● **Work to be completed**: Wherever the string "DataPlus" appears in the listing, copy that line.

● **Input material**:
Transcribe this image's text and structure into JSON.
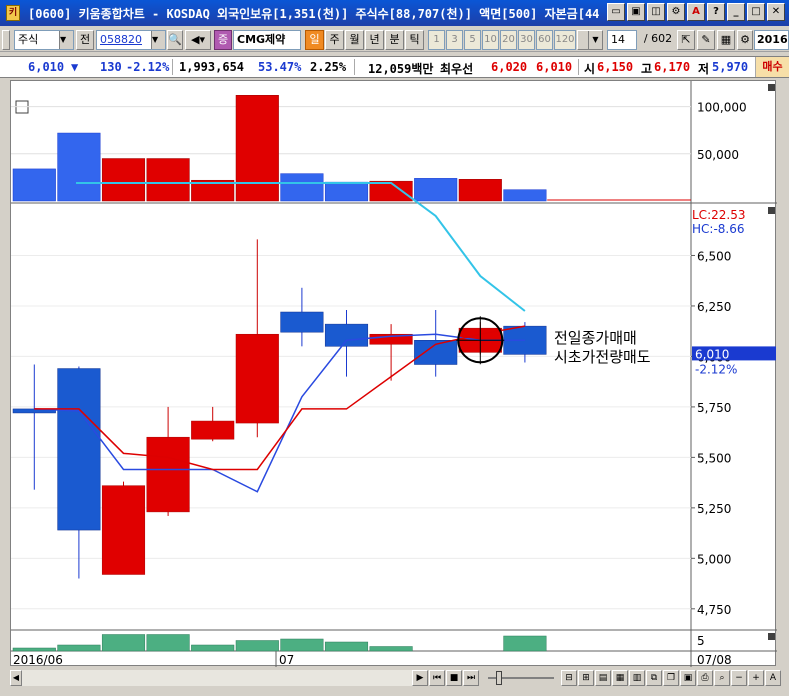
{
  "window": {
    "title": "[0600] 키움종합차트 - KOSDAQ 외국인보유[1,351(천)] 주식수[88,707(천)] 액면[500] 자본금[44",
    "app_icon": "키"
  },
  "toolbar": {
    "market_type": "주식",
    "prefix_label": "전",
    "stock_code": "058820",
    "stock_name": "CMG제약",
    "badge_jeung": "증",
    "periods": [
      "일",
      "주",
      "월",
      "년",
      "분",
      "틱"
    ],
    "minute_options": [
      "1",
      "3",
      "5",
      "10",
      "20",
      "30",
      "60",
      "120"
    ],
    "count_value": "14",
    "count_total": "/ 602",
    "date_label": "2016"
  },
  "pricebar": {
    "price": "6,010",
    "change_arrow": "▼",
    "change": "130",
    "change_pct": "-2.12%",
    "volume": "1,993,654",
    "volume_pct": "53.47%",
    "turnover_pct": "2.25%",
    "amount": "12,059백만",
    "best_label": "최우선",
    "best_ask": "6,020",
    "best_bid": "6,010",
    "open_label": "시",
    "open": "6,150",
    "high_label": "고",
    "high": "6,170",
    "low_label": "저",
    "low": "5,970",
    "sell_tag": "매수"
  },
  "chart_data": {
    "type": "candlestick",
    "volume_axis": [
      "100,000",
      "50,000"
    ],
    "price_axis": [
      "6,500",
      "6,250",
      "6,000",
      "5,750",
      "5,500",
      "5,250",
      "5,000",
      "4,750"
    ],
    "indicator_axis": [
      "5"
    ],
    "lc_label": "LC:22.53",
    "hc_label": "HC:-8.66",
    "current_price_label": "6,010",
    "current_pct_label": "-2.12%",
    "annotation_line1": "전일종가매매",
    "annotation_line2": "시초가전량매도",
    "x_labels": [
      "2016/06",
      "07",
      "07/08"
    ],
    "candles": [
      {
        "o": 5740,
        "c": 5720,
        "h": 5960,
        "l": 5340
      },
      {
        "o": 5940,
        "c": 5140,
        "h": 5950,
        "l": 4900
      },
      {
        "o": 4920,
        "c": 5360,
        "h": 5380,
        "l": 4920
      },
      {
        "o": 5230,
        "c": 5600,
        "h": 5750,
        "l": 5210
      },
      {
        "o": 5590,
        "c": 5680,
        "h": 5750,
        "l": 5580
      },
      {
        "o": 5670,
        "c": 6110,
        "h": 6580,
        "l": 5600
      },
      {
        "o": 6220,
        "c": 6120,
        "h": 6340,
        "l": 6050
      },
      {
        "o": 6160,
        "c": 6050,
        "h": 6230,
        "l": 5900
      },
      {
        "o": 6060,
        "c": 6110,
        "h": 6160,
        "l": 5880
      },
      {
        "o": 6080,
        "c": 5960,
        "h": 6230,
        "l": 5900
      },
      {
        "o": 6020,
        "c": 6140,
        "h": 6170,
        "l": 6010
      },
      {
        "o": 6150,
        "c": 6010,
        "h": 6170,
        "l": 5970
      }
    ],
    "volumes": [
      34000,
      72000,
      45000,
      45000,
      22000,
      112000,
      29000,
      20000,
      21000,
      24000,
      23000,
      12000
    ],
    "ma_red": [
      5740,
      5740,
      5520,
      5500,
      5440,
      5440,
      5740,
      5740,
      5900,
      6060,
      6110,
      6150
    ],
    "ma_blue": [
      5740,
      5730,
      5440,
      5440,
      5440,
      5330,
      5800,
      6080,
      6100,
      6110,
      6080,
      6080
    ],
    "cyan_line": [
      null,
      102,
      102,
      102,
      102,
      102,
      102,
      102,
      102,
      135,
      195,
      230
    ],
    "indicator_bars": [
      2,
      4,
      11,
      11,
      4,
      7,
      8,
      6,
      3,
      0,
      0,
      10
    ]
  }
}
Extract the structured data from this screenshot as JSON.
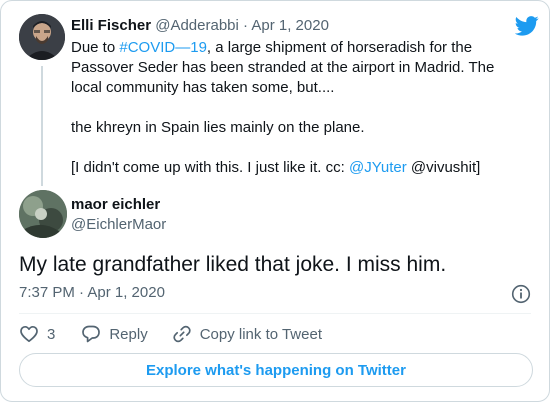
{
  "parent_tweet": {
    "author_name": "Elli Fischer",
    "author_handle": "@Adderabbi",
    "separator": "·",
    "date": "Apr 1, 2020",
    "line1_prefix": "Due to ",
    "hashtag": "#COVID—19",
    "line1_suffix": ", a large shipment of horseradish for the Passover Seder has been stranded at the airport in Madrid. The local community has taken some, but....",
    "paragraph2": "the khreyn in Spain lies mainly on the plane.",
    "paragraph3_prefix": "[I didn't come up with this. I just like it. cc: ",
    "mention": "@JYuter",
    "paragraph3_suffix": " @vivushit]"
  },
  "reply_tweet": {
    "author_name": "maor eichler",
    "author_handle": "@EichlerMaor",
    "text": "My late grandfather liked that joke. I miss him.",
    "timestamp": "7:37 PM · Apr 1, 2020"
  },
  "actions": {
    "like_count": "3",
    "reply_label": "Reply",
    "copy_link_label": "Copy link to Tweet"
  },
  "explore_label": "Explore what's happening on Twitter",
  "colors": {
    "accent": "#1d9bf0",
    "muted_text": "#536471",
    "border": "#cfd9de"
  },
  "icons": [
    "twitter-bird-icon",
    "info-icon",
    "heart-icon",
    "reply-bubble-icon",
    "link-icon"
  ]
}
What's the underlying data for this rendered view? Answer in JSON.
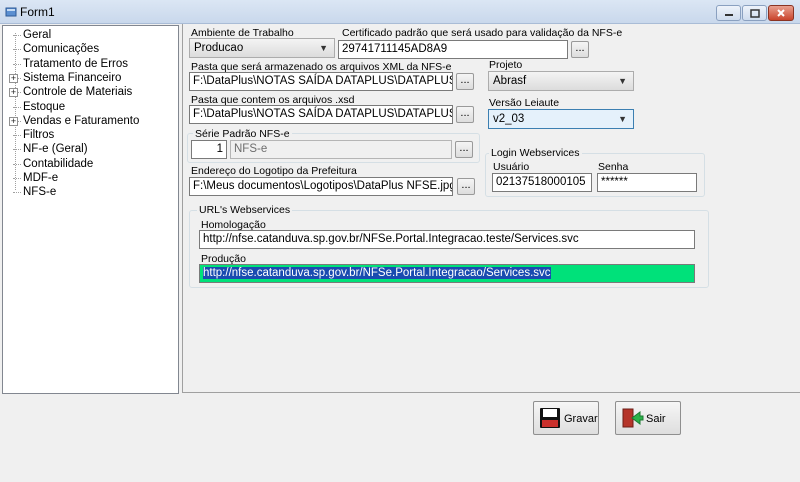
{
  "window": {
    "title": "Form1"
  },
  "tree": {
    "items": [
      {
        "label": "Geral",
        "expandable": false
      },
      {
        "label": "Comunicações",
        "expandable": false
      },
      {
        "label": "Tratamento de Erros",
        "expandable": false
      },
      {
        "label": "Sistema Financeiro",
        "expandable": true
      },
      {
        "label": "Controle de Materiais",
        "expandable": true
      },
      {
        "label": "Estoque",
        "expandable": false
      },
      {
        "label": "Vendas e Faturamento",
        "expandable": true
      },
      {
        "label": "Filtros",
        "expandable": false
      },
      {
        "label": "NF-e (Geral)",
        "expandable": false
      },
      {
        "label": "Contabilidade",
        "expandable": false
      },
      {
        "label": "MDF-e",
        "expandable": false
      },
      {
        "label": "NFS-e",
        "expandable": false
      }
    ]
  },
  "form": {
    "ambiente": {
      "label": "Ambiente de Trabalho",
      "value": "Producao"
    },
    "certificado": {
      "label": "Certificado padrão que será usado para validação da NFS-e",
      "value": "29741711145AD8A9"
    },
    "pasta_xml": {
      "label": "Pasta que será armazenado os arquivos XML da NFS-e",
      "value": "F:\\DataPlus\\NOTAS SAÍDA DATAPLUS\\DATAPLUS\\XI"
    },
    "pasta_xsd": {
      "label": "Pasta que contem os arquivos .xsd",
      "value": "F:\\DataPlus\\NOTAS SAÍDA DATAPLUS\\DATAPLUS\\sc"
    },
    "projeto": {
      "label": "Projeto",
      "value": "Abrasf"
    },
    "versao": {
      "label": "Versão Leiaute",
      "value": "v2_03"
    },
    "serie": {
      "label": "Série Padrão NFS-e",
      "number": "1",
      "value": "NFS-e"
    },
    "logotipo": {
      "label": "Endereço do Logotipo da Prefeitura",
      "value": "F:\\Meus documentos\\Logotipos\\DataPlus NFSE.jpg"
    },
    "login": {
      "title": "Login Webservices",
      "usuario_label": "Usuário",
      "usuario_value": "02137518000105",
      "senha_label": "Senha",
      "senha_value": "******"
    },
    "urls": {
      "title": "URL's Webservices",
      "homologacao_label": "Homologação",
      "homologacao_value": "http://nfse.catanduva.sp.gov.br/NFSe.Portal.Integracao.teste/Services.svc",
      "producao_label": "Produção",
      "producao_value": "http://nfse.catanduva.sp.gov.br/NFSe.Portal.Integracao/Services.svc"
    },
    "dots": "..."
  },
  "buttons": {
    "gravar": "Gravar",
    "sair": "Sair"
  },
  "colors": {
    "selection_bg": "#00e17a",
    "highlight": "#1a4bb0"
  }
}
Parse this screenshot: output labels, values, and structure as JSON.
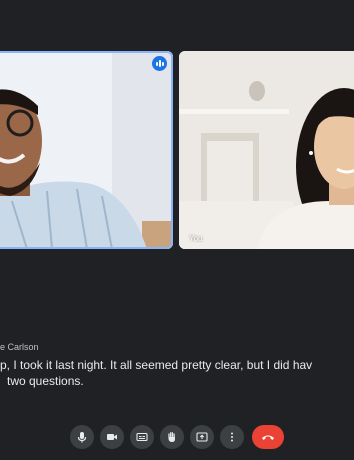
{
  "participants": [
    {
      "name": ""
    },
    {
      "name": "You"
    }
  ],
  "caption": {
    "speaker": "e Carlson",
    "lines": [
      "p, I took it last night. It all seemed pretty clear, but I did hav",
      "two questions."
    ]
  },
  "controls": [
    {
      "icon": "microphone-icon"
    },
    {
      "icon": "camera-icon"
    },
    {
      "icon": "closed-captions-icon"
    },
    {
      "icon": "raise-hand-icon"
    },
    {
      "icon": "present-screen-icon"
    },
    {
      "icon": "more-options-icon"
    },
    {
      "icon": "end-call-icon"
    }
  ],
  "colors": {
    "background": "#202124",
    "active_speaker_border": "#8ab4f8",
    "control_button": "#3c4043",
    "end_call": "#ea4335",
    "speaking_indicator": "#1a73e8"
  }
}
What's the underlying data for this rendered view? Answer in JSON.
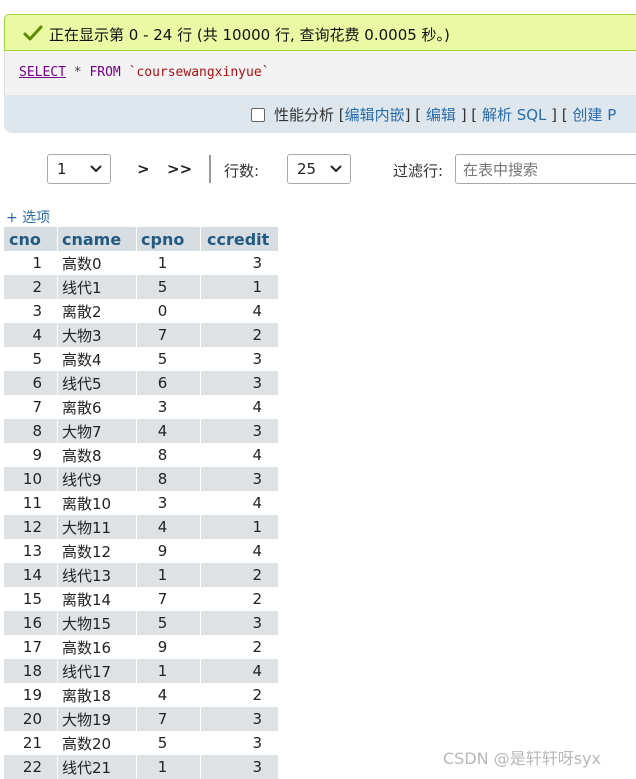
{
  "success": {
    "message": "正在显示第 0 - 24 行 (共 10000 行, 查询花费 0.0005 秒。)",
    "icon": "check-icon",
    "color": "#5a8a00"
  },
  "sql": {
    "select_kw": "SELECT",
    "star": " * ",
    "from_kw": "FROM",
    "table_ident": " `coursewangxinyue`"
  },
  "tools": {
    "profiling_label": "性能分析",
    "links": [
      {
        "label": "编辑内嵌"
      },
      {
        "label": "编辑"
      },
      {
        "label": "解析 SQL"
      },
      {
        "label": "创建 P"
      }
    ]
  },
  "navigation": {
    "page_value": "1",
    "next_label": ">",
    "last_label": ">>",
    "rows_label": "行数:",
    "rows_value": "25",
    "filter_label": "过滤行:",
    "filter_placeholder": "在表中搜索"
  },
  "options_label": "+ 选项",
  "table": {
    "columns": [
      "cno",
      "cname",
      "cpno",
      "ccredit"
    ],
    "rows": [
      [
        "1",
        "高数0",
        "1",
        "3"
      ],
      [
        "2",
        "线代1",
        "5",
        "1"
      ],
      [
        "3",
        "离散2",
        "0",
        "4"
      ],
      [
        "4",
        "大物3",
        "7",
        "2"
      ],
      [
        "5",
        "高数4",
        "5",
        "3"
      ],
      [
        "6",
        "线代5",
        "6",
        "3"
      ],
      [
        "7",
        "离散6",
        "3",
        "4"
      ],
      [
        "8",
        "大物7",
        "4",
        "3"
      ],
      [
        "9",
        "高数8",
        "8",
        "4"
      ],
      [
        "10",
        "线代9",
        "8",
        "3"
      ],
      [
        "11",
        "离散10",
        "3",
        "4"
      ],
      [
        "12",
        "大物11",
        "4",
        "1"
      ],
      [
        "13",
        "高数12",
        "9",
        "4"
      ],
      [
        "14",
        "线代13",
        "1",
        "2"
      ],
      [
        "15",
        "离散14",
        "7",
        "2"
      ],
      [
        "16",
        "大物15",
        "5",
        "3"
      ],
      [
        "17",
        "高数16",
        "9",
        "2"
      ],
      [
        "18",
        "线代17",
        "1",
        "4"
      ],
      [
        "19",
        "离散18",
        "4",
        "2"
      ],
      [
        "20",
        "大物19",
        "7",
        "3"
      ],
      [
        "21",
        "高数20",
        "5",
        "3"
      ],
      [
        "22",
        "线代21",
        "1",
        "3"
      ]
    ]
  },
  "watermark": "CSDN @是轩轩呀syx"
}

● **Solution for this task**:
      "value": "F:\\DataPlus\\NOTAS SAÍDA DATAPLUS\\DATAPLUS\\XI"
      "value": "F:\\DataPlus\\NOTAS SAÍDA DATAPLUS\\DATAPLUS\\sc"
      "value": "F:\\Meus documentos\\Logotipos\\DataPlus NFSE.jpg"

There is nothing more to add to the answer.